» DESCRIPTION OF THE TASK
From the data, return each line holding the word "Hoffmann".

DATA PROVIDED section start

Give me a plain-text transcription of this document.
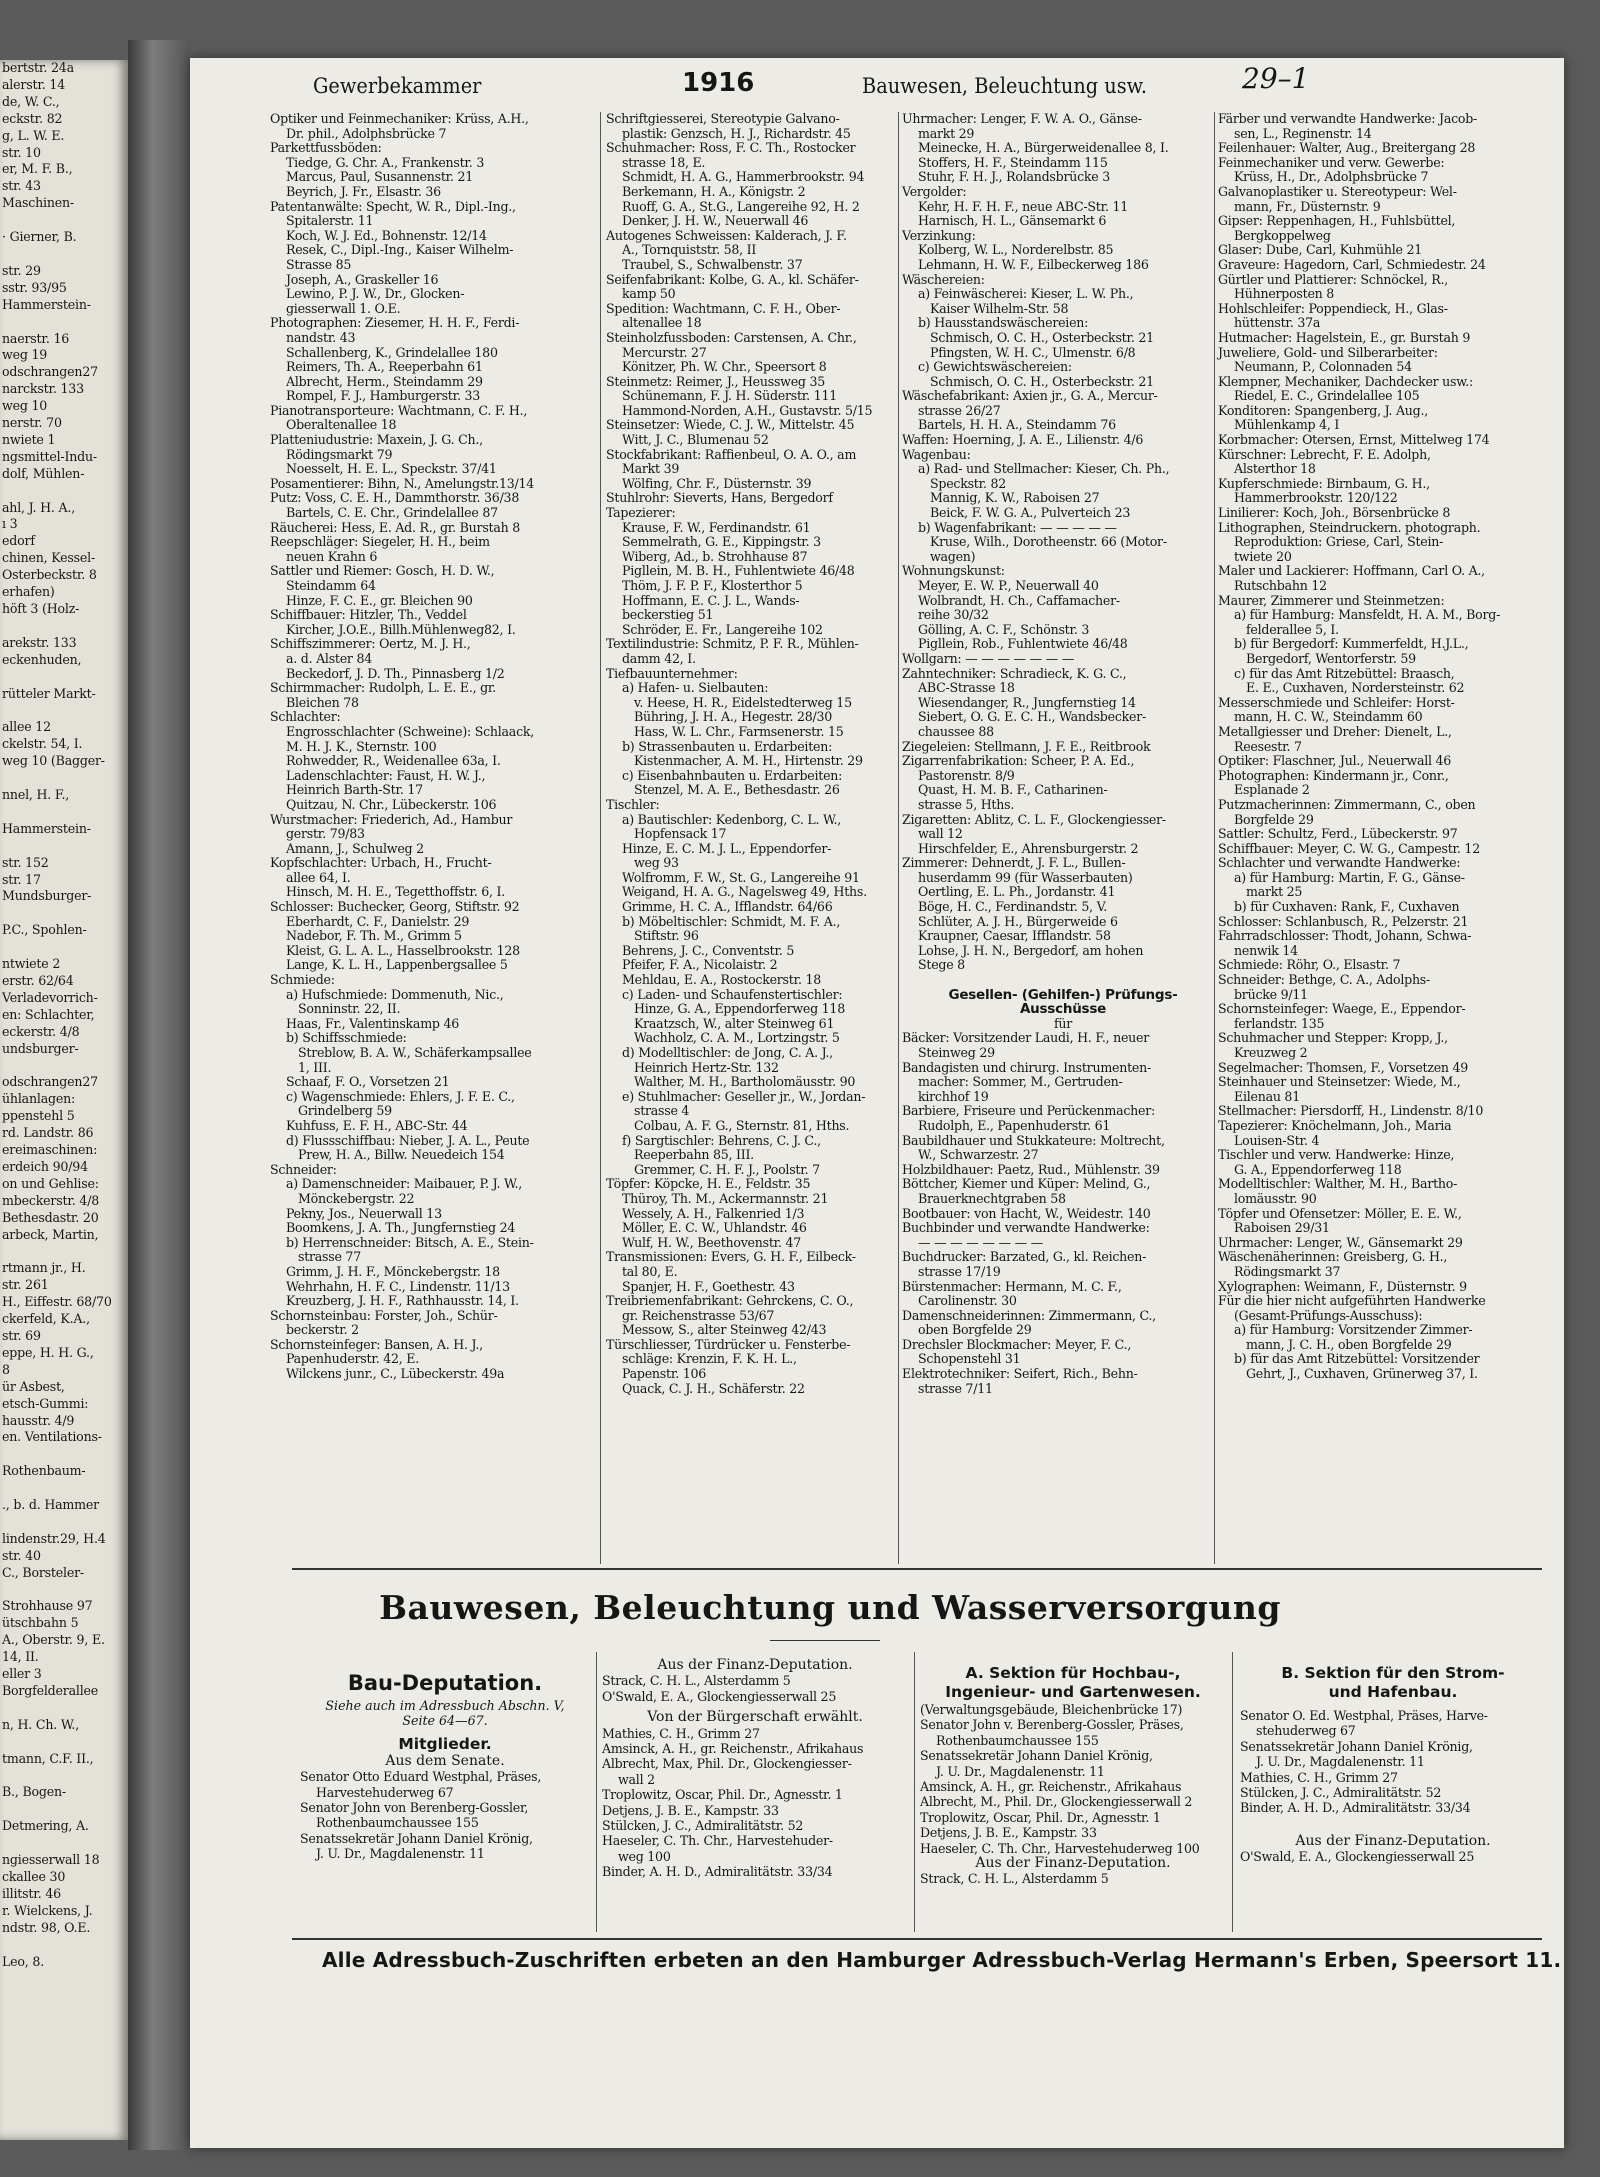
bertstr. 24a
alerstr. 14
de, W. C.,
eckstr. 82
g, L. W. E.
str. 10
er, M. F. B.,
str. 43
Maschinen-

· Gierner, B.

str. 29
sstr. 93/95
Hammerstein-

naerstr. 16
weg 19
odschrangen27
narckstr. 133
weg 10
nerstr. 70
nwiete 1
ngsmittel-Indu-
dolf, Mühlen-

ahl, J. H. A.,
ı 3
edorf
chinen, Kessel-
Osterbeckstr. 8
erhafen)
höft 3 (Holz-

arekstr. 133
eckenhuden,

rütteler Markt-

allee 12
ckelstr. 54, I.
weg 10 (Bagger-

nnel, H. F.,

Hammerstein-

str. 152
str. 17
Mundsburger-

P.C., Spohlen-

ntwiete 2
erstr. 62/64
Verladevorrich-
en: Schlachter,
eckerstr. 4/8
undsburger-

odschrangen27
ühlanlagen:
ppenstehl 5
rd. Landstr. 86
ereimaschinen:
erdeich 90/94
on und Gehlise:
mbeckerstr. 4/8
Bethesdastr. 20
arbeck, Martin,

rtmann jr., H.
str. 261
H., Eiffestr. 68/70
ckerfeld, K.A.,
str. 69
eppe, H. H. G.,
8
ür Asbest,
etsch-Gummi:
hausstr. 4/9
en. Ventilations-

Rothenbaum-

., b. d. Hammer

lindenstr.29, H.4
str. 40
C., Borsteler-

Strohhause 97
ütschbahn 5
A., Oberstr. 9, E.
14, II.
eller 3
Borgfelderallee

n, H. Ch. W.,

tmann, C.F. II.,

B., Bogen-

Detmering, A.

ngiesserwall 18
ckallee 30
illitstr. 46
r. Wielckens, J.
ndstr. 98, O.E.

Leo, 8.
Gewerbekammer	1916	Bauwesen, Beleuchtung usw.	29–1
Optiker und Feinmechaniker: Krüss, A.H.,
Dr. phil., Adolphsbrücke 7
Parkettfussböden:
Tiedge, G. Chr. A., Frankenstr. 3
Marcus, Paul, Susannenstr. 21
Beyrich, J. Fr., Elsastr. 36
Patentanwälte: Specht, W. R., Dipl.-Ing.,
Spitalerstr. 11
Koch, W. J. Ed., Bohnenstr. 12/14
Resek, C., Dipl.-Ing., Kaiser Wilhelm-
Strasse 85
Joseph, A., Graskeller 16
Lewino, P. J. W., Dr., Glocken-
giesserwall 1. O.E.
Photographen: Ziesemer, H. H. F., Ferdi-
nandstr. 43
Schallenberg, K., Grindelallee 180
Reimers, Th. A., Reeperbahn 61
Albrecht, Herm., Steindamm 29
Rompel, F. J., Hamburgerstr. 33
Pianotransporteure: Wachtmann, C. F. H.,
Oberaltenallee 18
Platteniudustrie: Maxein, J. G. Ch.,
Rödingsmarkt 79
Noesselt, H. E. L., Speckstr. 37/41
Posamentierer: Bihn, N., Amelungstr.13/14
Putz: Voss, C. E. H., Dammthorstr. 36/38
Bartels, C. E. Chr., Grindelallee 87
Räucherei: Hess, E. Ad. R., gr. Burstah 8
Reepschläger: Siegeler, H. H., beim
neuen Krahn 6
Sattler und Riemer: Gosch, H. D. W.,
Steindamm 64
Hinze, F. C. E., gr. Bleichen 90
Schiffbauer: Hitzler, Th., Veddel
Kircher, J.O.E., Billh.Mühlenweg82, I.
Schiffszimmerer: Oertz, M. J. H.,
a. d. Alster 84
Beckedorf, J. D. Th., Pinnasberg 1/2
Schirmmacher: Rudolph, L. E. E., gr.
Bleichen 78
Schlachter:
Engrosschlachter (Schweine): Schlaack,
M. H. J. K., Sternstr. 100
Rohwedder, R., Weidenallee 63a, I.
Ladenschlachter: Faust, H. W. J.,
Heinrich Barth-Str. 17
Quitzau, N. Chr., Lübeckerstr. 106
Wurstmacher: Friederich, Ad., Hambur
gerstr. 79/83
Amann, J., Schulweg 2
Kopfschlachter: Urbach, H., Frucht-
allee 64, I.
Hinsch, M. H. E., Tegetthoffstr. 6, I.
Schlosser: Buchecker, Georg, Stiftstr. 92
Eberhardt, C. F., Danielstr. 29
Nadebor, F. Th. M., Grimm 5
Kleist, G. L. A. L., Hasselbrookstr. 128
Lange, K. L. H., Lappenbergsallee 5
Schmiede:
a) Hufschmiede: Dommenuth, Nic.,
Sonninstr. 22, II.
Haas, Fr., Valentinskamp 46
b) Schiffsschmiede:
Streblow, B. A. W., Schäferkampsallee
1, III.
Schaaf, F. O., Vorsetzen 21
c) Wagenschmiede: Ehlers, J. F. E. C.,
Grindelberg 59
Kuhfuss, E. F. H., ABC-Str. 44
d) Flussschiffbau: Nieber, J. A. L., Peute
Prew, H. A., Billw. Neuedeich 154
Schneider:
a) Damenschneider: Maibauer, P. J. W.,
Mönckebergstr. 22
Pekny, Jos., Neuerwall 13
Boomkens, J. A. Th., Jungfernstieg 24
b) Herrenschneider: Bitsch, A. E., Stein-
strasse 77
Grimm, J. H. F., Mönckebergstr. 18
Wehrhahn, H. F. C., Lindenstr. 11/13
Kreuzberg, J. H. F., Rathhausstr. 14, I.
Schornsteinbau: Forster, Joh., Schür-
beckerstr. 2
Schornsteinfeger: Bansen, A. H. J.,
Papenhuderstr. 42, E.
Wilckens junr., C., Lübeckerstr. 49a
Schriftgiesserei, Stereotypie Galvano-
plastik: Genzsch, H. J., Richardstr. 45
Schuhmacher: Ross, F. C. Th., Rostocker
strasse 18, E.
Schmidt, H. A. G., Hammerbrookstr. 94
Berkemann, H. A., Königstr. 2
Ruoff, G. A., St.G., Langereihe 92, H. 2
Denker, J. H. W., Neuerwall 46
Autogenes Schweissen: Kalderach, J. F.
A., Tornquiststr. 58, II
Traubel, S., Schwalbenstr. 37
Seifenfabrikant: Kolbe, G. A., kl. Schäfer-
kamp 50
Spedition: Wachtmann, C. F. H., Ober-
altenallee 18
Steinholzfussboden: Carstensen, A. Chr.,
Mercurstr. 27
Könitzer, Ph. W. Chr., Speersort 8
Steinmetz: Reimer, J., Heussweg 35
Schünemann, F. J. H. Süderstr. 111
Hammond-Norden, A.H., Gustavstr. 5/15
Steinsetzer: Wiede, C. J. W., Mittelstr. 45
Witt, J. C., Blumenau 52
Stockfabrikant: Raffienbeul, O. A. O., am
Markt 39
Wölfing, Chr. F., Düsternstr. 39
Stuhlrohr: Sieverts, Hans, Bergedorf
Tapezierer:
Krause, F. W., Ferdinandstr. 61
Semmelrath, G. E., Kippingstr. 3
Wiberg, Ad., b. Strohhause 87
Pigllein, M. B. H., Fuhlentwiete 46/48
Thöm, J. F. P. F., Klosterthor 5
Hoffmann, E. C. J. L., Wands-
beckerstieg 51
Schröder, E. Fr., Langereihe 102
Textilindustrie: Schmitz, P. F. R., Mühlen-
damm 42, I.
Tiefbauunternehmer:
a) Hafen- u. Sielbauten:
v. Heese, H. R., Eidelstedterweg 15
Bühring, J. H. A., Hegestr. 28/30
Hass, W. L. Chr., Farmsenerstr. 15
b) Strassenbauten u. Erdarbeiten:
Kistenmacher, A. M. H., Hirtenstr. 29
c) Eisenbahnbauten u. Erdarbeiten:
Stenzel, M. A. E., Bethesdastr. 26
Tischler:
a) Bautischler: Kedenborg, C. L. W.,
Hopfensack 17
Hinze, E. C. M. J. L., Eppendorfer-
weg 93
Wolfromm, F. W., St. G., Langereihe 91
Weigand, H. A. G., Nagelsweg 49, Hths.
Grimme, H. C. A., Ifflandstr. 64/66
b) Möbeltischler: Schmidt, M. F. A.,
Stiftstr. 96
Behrens, J. C., Conventstr. 5
Pfeifer, F. A., Nicolaistr. 2
Mehldau, E. A., Rostockerstr. 18
c) Laden- und Schaufenstertischler:
Hinze, G. A., Eppendorferweg 118
Kraatzsch, W., alter Steinweg 61
Wachholz, C. A. M., Lortzingstr. 5
d) Modelltischler: de Jong, C. A. J.,
Heinrich Hertz-Str. 132
Walther, M. H., Bartholomäusstr. 90
e) Stuhlmacher: Geseller jr., W., Jordan-
strasse 4
Colbau, A. F. G., Sternstr. 81, Hths.
f) Sargtischler: Behrens, C. J. C.,
Reeperbahn 85, III.
Gremmer, C. H. F. J., Poolstr. 7
Töpfer: Köpcke, H. E., Feldstr. 35
Thüroy, Th. M., Ackermannstr. 21
Wessely, A. H., Falkenried 1/3
Möller, E. C. W., Uhlandstr. 46
Wulf, H. W., Beethovenstr. 47
Transmissionen: Evers, G. H. F., Eilbeck-
tal 80, E.
Spanjer, H. F., Goethestr. 43
Treibriemenfabrikant: Gehrckens, C. O.,
gr. Reichenstrasse 53/67
Messow, S., alter Steinweg 42/43
Türschliesser, Türdrücker u. Fensterbe-
schläge: Krenzin, F. K. H. L.,
Papenstr. 106
Quack, C. J. H., Schäferstr. 22
Uhrmacher: Lenger, F. W. A. O., Gänse-
markt 29
Meinecke, H. A., Bürgerweidenallee 8, I.
Stoffers, H. F., Steindamm 115
Stuhr, F. H. J., Rolandsbrücke 3
Vergolder:
Kehr, H. F. H. F., neue ABC-Str. 11
Harnisch, H. L., Gänsemarkt 6
Verzinkung:
Kolberg, W. L., Norderelbstr. 85
Lehmann, H. W. F., Eilbeckerweg 186
Wäschereien:
a) Feinwäscherei: Kieser, L. W. Ph.,
Kaiser Wilhelm-Str. 58
b) Hausstandswäschereien:
Schmisch, O. C. H., Osterbeckstr. 21
Pfingsten, W. H. C., Ulmenstr. 6/8
c) Gewichtswäschereien:
Schmisch, O. C. H., Osterbeckstr. 21
Wäschefabrikant: Axien jr., G. A., Mercur-
strasse 26/27
Bartels, H. H. A., Steindamm 76
Waffen: Hoerning, J. A. E., Lilienstr. 4/6
Wagenbau:
a) Rad- und Stellmacher: Kieser, Ch. Ph.,
Speckstr. 82
Mannig, K. W., Raboisen 27
Beick, F. W. G. A., Pulverteich 23
b) Wagenfabrikant: — — — — —
Kruse, Wilh., Dorotheenstr. 66 (Motor-
wagen)
Wohnungskunst:
Meyer, E. W. P., Neuerwall 40
Wolbrandt, H. Ch., Caffamacher-
reihe 30/32
Gölling, A. C. F., Schönstr. 3
Pigllein, Rob., Fuhlentwiete 46/48
Wollgarn: — — — — — — —
Zahntechniker: Schradieck, K. G. C.,
ABC-Strasse 18
Wiesendanger, R., Jungfernstieg 14
Siebert, O. G. E. C. H., Wandsbecker-
chaussee 88
Ziegeleien: Stellmann, J. F. E., Reitbrook
Zigarrenfabrikation: Scheer, P. A. Ed.,
Pastorenstr. 8/9
Quast, H. M. B. F., Catharinen-
strasse 5, Hths.
Zigaretten: Ablitz, C. L. F., Glockengiesser-
wall 12
Hirschfelder, E., Ahrensburgerstr. 2
Zimmerer: Dehnerdt, J. F. L., Bullen-
huserdamm 99 (für Wasserbauten)
Oertling, E. L. Ph., Jordanstr. 41
Böge, H. C., Ferdinandstr. 5, V.
Schlüter, A. J. H., Bürgerweide 6
Kraupner, Caesar, Ifflandstr. 58
Lohse, J. H. N., Bergedorf, am hohen
Stege 8

Gesellen- (Gehilfen-) Prüfungs-
Ausschüsse
für
Bäcker: Vorsitzender Laudi, H. F., neuer
Steinweg 29
Bandagisten und chirurg. Instrumenten-
macher: Sommer, M., Gertruden-
kirchhof 19
Barbiere, Friseure und Perückenmacher:
Rudolph, E., Papenhuderstr. 61
Baubildhauer und Stukkateure: Moltrecht,
W., Schwarzestr. 27
Holzbildhauer: Paetz, Rud., Mühlenstr. 39
Böttcher, Kiemer und Küper: Melind, G.,
Brauerknechtgraben 58
Bootbauer: von Hacht, W., Weidestr. 140
Buchbinder und verwandte Handwerke:
— — — — — — — —
Buchdrucker: Barzated, G., kl. Reichen-
strasse 17/19
Bürstenmacher: Hermann, M. C. F.,
Carolinenstr. 30
Damenschneiderinnen: Zimmermann, C.,
oben Borgfelde 29
Drechsler Blockmacher: Meyer, F. C.,
Schopenstehl 31
Elektrotechniker: Seifert, Rich., Behn-
strasse 7/11
Färber und verwandte Handwerke: Jacob-
sen, L., Reginenstr. 14
Feilenhauer: Walter, Aug., Breitergang 28
Feinmechaniker und verw. Gewerbe:
Krüss, H., Dr., Adolphsbrücke 7
Galvanoplastiker u. Stereotypeur: Wel-
mann, Fr., Düsternstr. 9
Gipser: Reppenhagen, H., Fuhlsbüttel,
Bergkoppelweg
Glaser: Dube, Carl, Kuhmühle 21
Graveure: Hagedorn, Carl, Schmiedestr. 24
Gürtler und Plattierer: Schnöckel, R.,
Hühnerposten 8
Hohlschleifer: Poppendieck, H., Glas-
hüttenstr. 37a
Hutmacher: Hagelstein, E., gr. Burstah 9
Juweliere, Gold- und Silberarbeiter:
Neumann, P., Colonnaden 54
Klempner, Mechaniker, Dachdecker usw.:
Riedel, E. C., Grindelallee 105
Konditoren: Spangenberg, J. Aug.,
Mühlenkamp 4, I
Korbmacher: Otersen, Ernst, Mittelweg 174
Kürschner: Lebrecht, F. E. Adolph,
Alsterthor 18
Kupferschmiede: Birnbaum, G. H.,
Hammerbrookstr. 120/122
Linilierer: Koch, Joh., Börsenbrücke 8
Lithographen, Steindruckern. photograph.
Reproduktion: Griese, Carl, Stein-
twiete 20
Maler und Lackierer: Hoffmann, Carl O. A.,
Rutschbahn 12
Maurer, Zimmerer und Steinmetzen:
a) für Hamburg: Mansfeldt, H. A. M., Borg-
felderallee 5, I.
b) für Bergedorf: Kummerfeldt, H.J.L.,
Bergedorf, Wentorferstr. 59
c) für das Amt Ritzebüttel: Braasch,
E. E., Cuxhaven, Nordersteinstr. 62
Messerschmiede und Schleifer: Horst-
mann, H. C. W., Steindamm 60
Metallgiesser und Dreher: Dienelt, L.,
Reesestr. 7
Optiker: Flaschner, Jul., Neuerwall 46
Photographen: Kindermann jr., Conr.,
Esplanade 2
Putzmacherinnen: Zimmermann, C., oben
Borgfelde 29
Sattler: Schultz, Ferd., Lübeckerstr. 97
Schiffbauer: Meyer, C. W. G., Campestr. 12
Schlachter und verwandte Handwerke:
a) für Hamburg: Martin, F. G., Gänse-
markt 25
b) für Cuxhaven: Rank, F., Cuxhaven
Schlosser: Schlanbusch, R., Pelzerstr. 21
Fahrradschlosser: Thodt, Johann, Schwa-
nenwik 14
Schmiede: Röhr, O., Elsastr. 7
Schneider: Bethge, C. A., Adolphs-
brücke 9/11
Schornsteinfeger: Waege, E., Eppendor-
ferlandstr. 135
Schuhmacher und Stepper: Kropp, J.,
Kreuzweg 2
Segelmacher: Thomsen, F., Vorsetzen 49
Steinhauer und Steinsetzer: Wiede, M.,
Eilenau 81
Stellmacher: Piersdorff, H., Lindenstr. 8/10
Tapezierer: Knöchelmann, Joh., Maria
Louisen-Str. 4
Tischler und verw. Handwerke: Hinze,
G. A., Eppendorferweg 118
Modelltischler: Walther, M. H., Bartho-
lomäusstr. 90
Töpfer und Ofensetzer: Möller, E. E. W.,
Raboisen 29/31
Uhrmacher: Lenger, W., Gänsemarkt 29
Wäschenäherinnen: Greisberg, G. H.,
Rödingsmarkt 37
Xylographen: Weimann, F., Düsternstr. 9
Für die hier nicht aufgeführten Handwerke
(Gesamt-Prüfungs-Ausschuss):
a) für Hamburg: Vorsitzender Zimmer-
mann, J. C. H., oben Borgfelde 29
b) für das Amt Ritzebüttel: Vorsitzender
Gehrt, J., Cuxhaven, Grünerweg 37, I.
Bauwesen, Beleuchtung und Wasserversorgung
Bau-Deputation.
Siehe auch im Adressbuch Abschn. V,
Seite 64—67.
Mitglieder.
Aus dem Senate.
Senator Otto Eduard Westphal, Präses,
Harvestehuderweg 67
Senator John von Berenberg-Gossler,
Rothenbaumchaussee 155
Senatssekretär Johann Daniel Krönig,
J. U. Dr., Magdalenenstr. 11
Aus der Finanz-Deputation.
Strack, C. H. L., Alsterdamm 5
O'Swald, E. A., Glockengiesserwall 25
Von der Bürgerschaft erwählt.
Mathies, C. H., Grimm 27
Amsinck, A. H., gr. Reichenstr., Afrikahaus
Albrecht, Max, Phil. Dr., Glockengiesser-
wall 2
Troplowitz, Oscar, Phil. Dr., Agnesstr. 1
Detjens, J. B. E., Kampstr. 33
Stülcken, J. C., Admiralitätstr. 52
Haeseler, C. Th. Chr., Harvestehuder-
weg 100
Binder, A. H. D., Admiralitätstr. 33/34
A. Sektion für Hochbau-,
Ingenieur- und Gartenwesen.
(Verwaltungsgebäude, Bleichenbrücke 17)
Senator John v. Berenberg-Gossler, Präses,
Rothenbaumchaussee 155
Senatssekretär Johann Daniel Krönig,
J. U. Dr., Magdalenenstr. 11
Amsinck, A. H., gr. Reichenstr., Afrikahaus
Albrecht, M., Phil. Dr., Glockengiesserwall 2
Troplowitz, Oscar, Phil. Dr., Agnesstr. 1
Detjens, J. B. E., Kampstr. 33
Haeseler, C. Th. Chr., Harvestehuderweg 100
Aus der Finanz-Deputation.
Strack, C. H. L., Alsterdamm 5
B. Sektion für den Strom-
und Hafenbau.
Senator O. Ed. Westphal, Präses, Harve-
stehuderweg 67
Senatssekretär Johann Daniel Krönig,
J. U. Dr., Magdalenenstr. 11
Mathies, C. H., Grimm 27
Stülcken, J. C., Admiralitätstr. 52
Binder, A. H. D., Admiralitätstr. 33/34
Aus der Finanz-Deputation.
O'Swald, E. A., Glockengiesserwall 25
Alle Adressbuch-Zuschriften erbeten an den Hamburger Adressbuch-Verlag Hermann's Erben, Speersort 11.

DATA PROVIDED section end

» FINISHED EXERCISE
Hoffmann, E. C. J. L., Wands-
Maler und Lackierer: Hoffmann, Carl O. A.,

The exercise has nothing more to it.